WHAT YOU HAVE TO DO →
Quote the model notebook below word for word, between "import psycopg2" and "password = os.getenv('db_password')", inclusive.

# Model Notebook

#### Import libraries section

In [None]:
import pandas as pd
from sklearn.ensemble import IsolationForest
from sklearn.preprocessing import StandardScaler
from sklearn.model_selection import train_test_split
from sklearn.metrics import classification_report, accuracy_score

from dotenv import load_dotenv
import os

import sys
sys.path.append("/Users/zemariatrindade/BTS/Financy_App/Scripts_and_Data/venv/lib/python3.11/site-packages")
import psycopg2

#### Importing env variables

In [None]:
# Load environment variables from .env file
load_dotenv()

dbname = os.getenv('db_name')
user = os.getenv('db_username')
password = os.getenv('db_password')
host = os.getenv('db_host')
port = os.getenv('db_port')

#### Importing anomalies found with reseach to annotate our dataset

In [None]:
anomalies_df = pd.read_csv("Anomalies_tracker.csv")
anomalies_df['cik_str'] = anomalies_df['cik_str'].astype(str).str.zfill(10)

In [None]:
anomalies_df

##### Making sure we don't have the same anomaly repeated
In the Anomalies_tracker, we had different tickers for the same cik number

In [None]:
anomalies_df = anomalies_df.drop_duplicates(subset=["cik_str","Scandal Year"])

Data records:
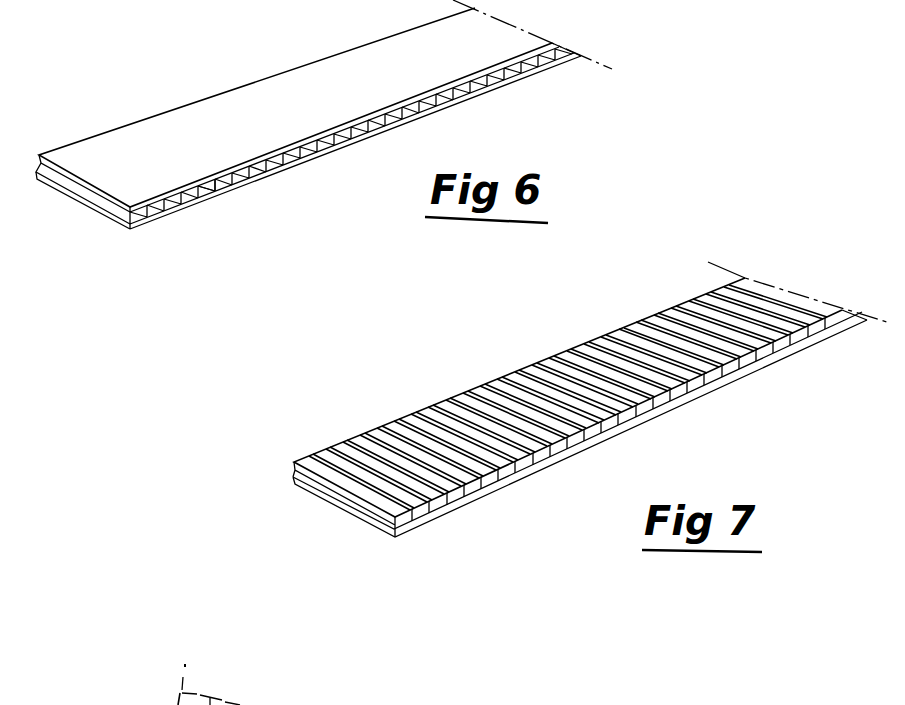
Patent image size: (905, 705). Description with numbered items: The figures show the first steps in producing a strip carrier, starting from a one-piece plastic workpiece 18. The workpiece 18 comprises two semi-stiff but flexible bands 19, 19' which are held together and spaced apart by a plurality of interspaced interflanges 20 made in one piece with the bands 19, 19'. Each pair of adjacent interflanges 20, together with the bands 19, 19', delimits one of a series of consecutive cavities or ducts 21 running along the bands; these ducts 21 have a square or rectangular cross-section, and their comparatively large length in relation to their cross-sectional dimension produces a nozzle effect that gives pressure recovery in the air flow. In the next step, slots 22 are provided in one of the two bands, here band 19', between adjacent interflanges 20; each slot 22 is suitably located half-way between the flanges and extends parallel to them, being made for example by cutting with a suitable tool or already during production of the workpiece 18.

In FIG. 6, the starting workpiece 18 is at (170, 108).
In FIG. 6, the band 19 is at (308, 142).
In FIG. 7, the band 19 is at (580, 424).
In FIG. 6, the band 19' is at (299, 129).
In FIG. 6, the interflanges 20 is at (182, 208).
In FIG. 7, the interflanges 20 is at (472, 494).
In FIG. 6, the ducts 21 is at (214, 189).
In FIG. 7, the slots 22 is at (437, 413).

EXERCISE OUTPUT →
import psycopg2

#### Importing env variables

In [None]:
# Load environment variables from .env file
load_dotenv()

dbname = os.getenv('db_name')
user = os.getenv('db_username')
password = os.getenv('db_password')